[Records]
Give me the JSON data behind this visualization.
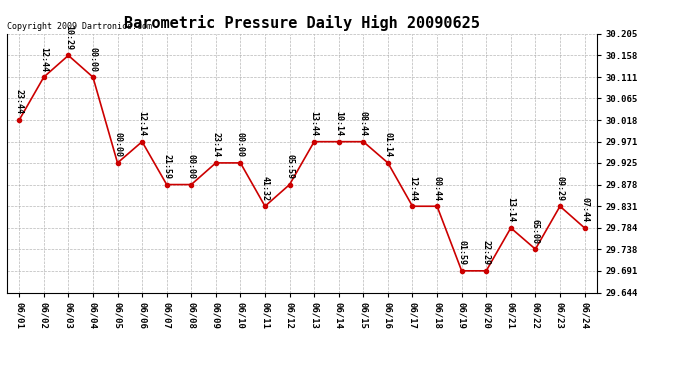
{
  "title": "Barometric Pressure Daily High 20090625",
  "copyright": "Copyright 2009 Dartronics.com",
  "dates": [
    "06/01",
    "06/02",
    "06/03",
    "06/04",
    "06/05",
    "06/06",
    "06/07",
    "06/08",
    "06/09",
    "06/10",
    "06/11",
    "06/12",
    "06/13",
    "06/14",
    "06/15",
    "06/16",
    "06/17",
    "06/18",
    "06/19",
    "06/20",
    "06/21",
    "06/22",
    "06/23",
    "06/24"
  ],
  "values": [
    30.018,
    30.111,
    30.158,
    30.111,
    29.925,
    29.971,
    29.878,
    29.878,
    29.925,
    29.925,
    29.831,
    29.878,
    29.971,
    29.971,
    29.971,
    29.925,
    29.831,
    29.831,
    29.691,
    29.691,
    29.784,
    29.738,
    29.831,
    29.784
  ],
  "time_labels": [
    "23:44",
    "12:44",
    "10:29",
    "00:00",
    "00:00",
    "12:14",
    "21:59",
    "00:00",
    "23:14",
    "00:00",
    "41:32",
    "05:59",
    "13:44",
    "10:14",
    "08:44",
    "01:14",
    "12:44",
    "00:44",
    "01:59",
    "22:29",
    "13:14",
    "65:00",
    "09:29",
    "07:44"
  ],
  "ylim_min": 29.644,
  "ylim_max": 30.205,
  "yticks": [
    30.205,
    30.158,
    30.111,
    30.065,
    30.018,
    29.971,
    29.925,
    29.878,
    29.831,
    29.784,
    29.738,
    29.691,
    29.644
  ],
  "line_color": "#cc0000",
  "marker_color": "#cc0000",
  "bg_color": "#ffffff",
  "grid_color": "#999999",
  "text_color": "#000000",
  "title_fontsize": 11,
  "label_fontsize": 6,
  "tick_fontsize": 6.5,
  "copyright_fontsize": 6
}
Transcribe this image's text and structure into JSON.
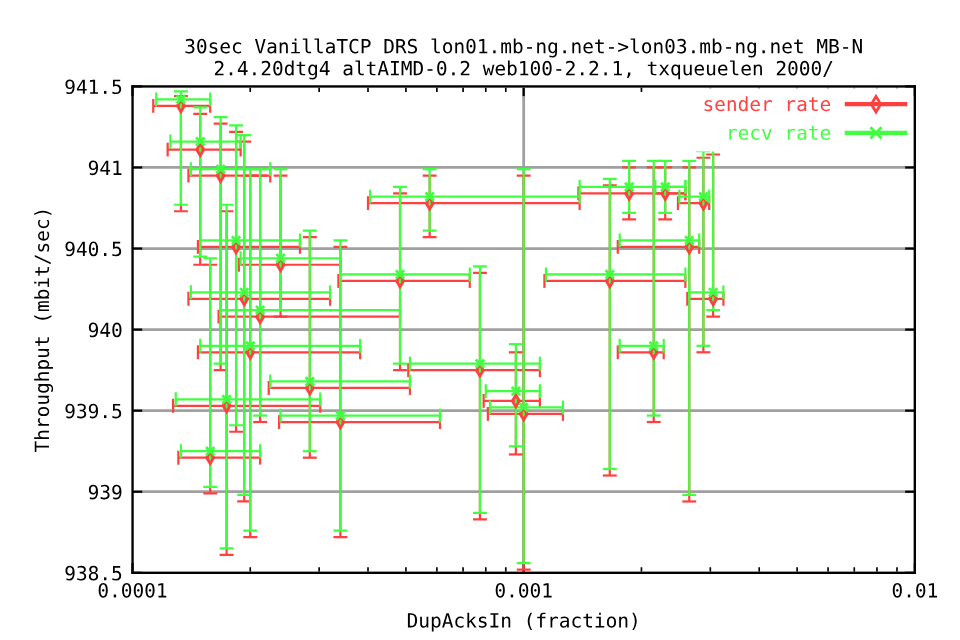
{
  "chart_data": {
    "type": "scatter",
    "title": "30sec VanillaTCP DRS lon01.mb-ng.net->lon03.mb-ng.net MB-N\n2.4.20dtg4 altAIMD-0.2 web100-2.2.1, txqueuelen 2000/",
    "xlabel": "DupAcksIn (fraction)",
    "ylabel": "Throughput (mbit/sec)",
    "log": "x",
    "xlim": [
      0.0001,
      0.01
    ],
    "xticks": [
      0.0001,
      0.001,
      0.01
    ],
    "ylim": [
      938.5,
      941.5
    ],
    "yticks": [
      938.5,
      939,
      939.5,
      940,
      940.5,
      941,
      941.5
    ],
    "grid": true,
    "legend": "top right",
    "series": [
      {
        "name": "sender rate",
        "color": "#ff4040",
        "marker": "diamond",
        "x": [
          0.000133,
          0.000149,
          0.000168,
          0.000184,
          0.000193,
          0.0002,
          0.000174,
          0.000158,
          0.000212,
          0.000239,
          0.000284,
          0.00034,
          0.000575,
          0.000483,
          0.000773,
          0.000955,
          0.00166,
          0.00186,
          0.0023,
          0.00215,
          0.00265,
          0.00288,
          0.00305,
          0.001
        ],
        "values": [
          941.38,
          941.11,
          940.95,
          940.51,
          940.19,
          939.86,
          939.53,
          939.21,
          940.08,
          940.4,
          939.64,
          939.43,
          940.78,
          940.3,
          939.75,
          939.56,
          940.3,
          940.84,
          940.84,
          939.86,
          940.51,
          940.78,
          940.19,
          939.48
        ],
        "errors": [
          [
            940.73,
            941.44
          ],
          [
            940.4,
            941.33
          ],
          [
            939.75,
            941.27
          ],
          [
            939.37,
            941.22
          ],
          [
            938.94,
            941.16
          ],
          [
            938.72,
            940.95
          ],
          [
            938.61,
            940.73
          ],
          [
            938.99,
            940.4
          ],
          [
            939.43,
            940.95
          ],
          [
            940.08,
            940.95
          ],
          [
            939.21,
            940.57
          ],
          [
            938.72,
            940.51
          ],
          [
            940.57,
            940.95
          ],
          [
            939.75,
            940.84
          ],
          [
            938.83,
            940.35
          ],
          [
            939.23,
            939.86
          ],
          [
            939.1,
            940.89
          ],
          [
            940.68,
            941.0
          ],
          [
            940.68,
            941.0
          ],
          [
            939.43,
            941.0
          ],
          [
            938.94,
            941.0
          ],
          [
            939.86,
            941.06
          ],
          [
            940.08,
            941.08
          ],
          [
            938.52,
            940.95
          ]
        ],
        "xerrors": [
          [
            0.000113,
            0.000158
          ],
          [
            0.000123,
            0.000189
          ],
          [
            0.000139,
            0.000225
          ],
          [
            0.000147,
            0.000268
          ],
          [
            0.000139,
            0.00032
          ],
          [
            0.000147,
            0.000382
          ],
          [
            0.000127,
            0.000302
          ],
          [
            0.000131,
            0.000212
          ],
          [
            0.000166,
            0.000483
          ],
          [
            0.000187,
            0.00034
          ],
          [
            0.000223,
            0.000512
          ],
          [
            0.000237,
            0.000611
          ],
          [
            0.0004,
            0.00139
          ],
          [
            0.000336,
            0.000728
          ],
          [
            0.000507,
            0.0011
          ],
          [
            0.00079,
            0.0011
          ],
          [
            0.00113,
            0.00259
          ],
          [
            0.00138,
            0.00259
          ],
          [
            0.00215,
            0.00259
          ],
          [
            0.00174,
            0.00228
          ],
          [
            0.00174,
            0.00281
          ],
          [
            0.00248,
            0.00298
          ],
          [
            0.00262,
            0.00324
          ],
          [
            0.00081,
            0.00126
          ]
        ]
      },
      {
        "name": "recv rate",
        "color": "#40ff40",
        "marker": "cross",
        "x": [
          0.000133,
          0.000149,
          0.000168,
          0.000184,
          0.000193,
          0.0002,
          0.000174,
          0.000158,
          0.000212,
          0.000239,
          0.000284,
          0.00034,
          0.000575,
          0.000483,
          0.000773,
          0.000955,
          0.00166,
          0.00186,
          0.0023,
          0.00215,
          0.00265,
          0.00288,
          0.00305,
          0.001
        ],
        "values": [
          941.42,
          941.16,
          940.99,
          940.55,
          940.23,
          939.9,
          939.57,
          939.25,
          940.12,
          940.44,
          939.68,
          939.47,
          940.82,
          940.34,
          939.79,
          939.62,
          940.34,
          940.88,
          940.88,
          939.9,
          940.55,
          940.82,
          940.23,
          939.52
        ],
        "errors": [
          [
            940.77,
            941.47
          ],
          [
            940.45,
            941.37
          ],
          [
            939.79,
            941.31
          ],
          [
            939.41,
            941.26
          ],
          [
            938.98,
            941.2
          ],
          [
            938.76,
            940.99
          ],
          [
            938.65,
            940.77
          ],
          [
            939.03,
            940.44
          ],
          [
            939.47,
            940.99
          ],
          [
            940.12,
            940.99
          ],
          [
            939.25,
            940.61
          ],
          [
            938.76,
            940.55
          ],
          [
            940.61,
            940.99
          ],
          [
            939.79,
            940.88
          ],
          [
            938.87,
            940.39
          ],
          [
            939.28,
            939.91
          ],
          [
            939.14,
            940.93
          ],
          [
            940.72,
            941.04
          ],
          [
            940.72,
            941.04
          ],
          [
            939.47,
            941.04
          ],
          [
            938.98,
            941.04
          ],
          [
            939.9,
            941.1
          ],
          [
            940.12,
            941.12
          ],
          [
            938.56,
            940.99
          ]
        ],
        "xerrors": [
          [
            0.000115,
            0.000158
          ],
          [
            0.000125,
            0.000189
          ],
          [
            0.000141,
            0.000225
          ],
          [
            0.000149,
            0.000268
          ],
          [
            0.000141,
            0.00032
          ],
          [
            0.000149,
            0.000382
          ],
          [
            0.000129,
            0.000302
          ],
          [
            0.000133,
            0.000212
          ],
          [
            0.000168,
            0.000483
          ],
          [
            0.000189,
            0.00034
          ],
          [
            0.000225,
            0.000512
          ],
          [
            0.000239,
            0.000611
          ],
          [
            0.000405,
            0.00139
          ],
          [
            0.00034,
            0.000728
          ],
          [
            0.000512,
            0.0011
          ],
          [
            0.0008,
            0.0011
          ],
          [
            0.00114,
            0.00259
          ],
          [
            0.00139,
            0.00259
          ],
          [
            0.00217,
            0.00259
          ],
          [
            0.00176,
            0.00228
          ],
          [
            0.00176,
            0.00281
          ],
          [
            0.0025,
            0.00298
          ],
          [
            0.00265,
            0.00324
          ],
          [
            0.00082,
            0.00126
          ]
        ]
      }
    ]
  }
}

## AIM
Above are the records. Identify each line that contains the word "JSON".

## REPLY TO THE EXERCISE
Give me the JSON data behind this visualization.
Transcribe this image's text and structure into JSON.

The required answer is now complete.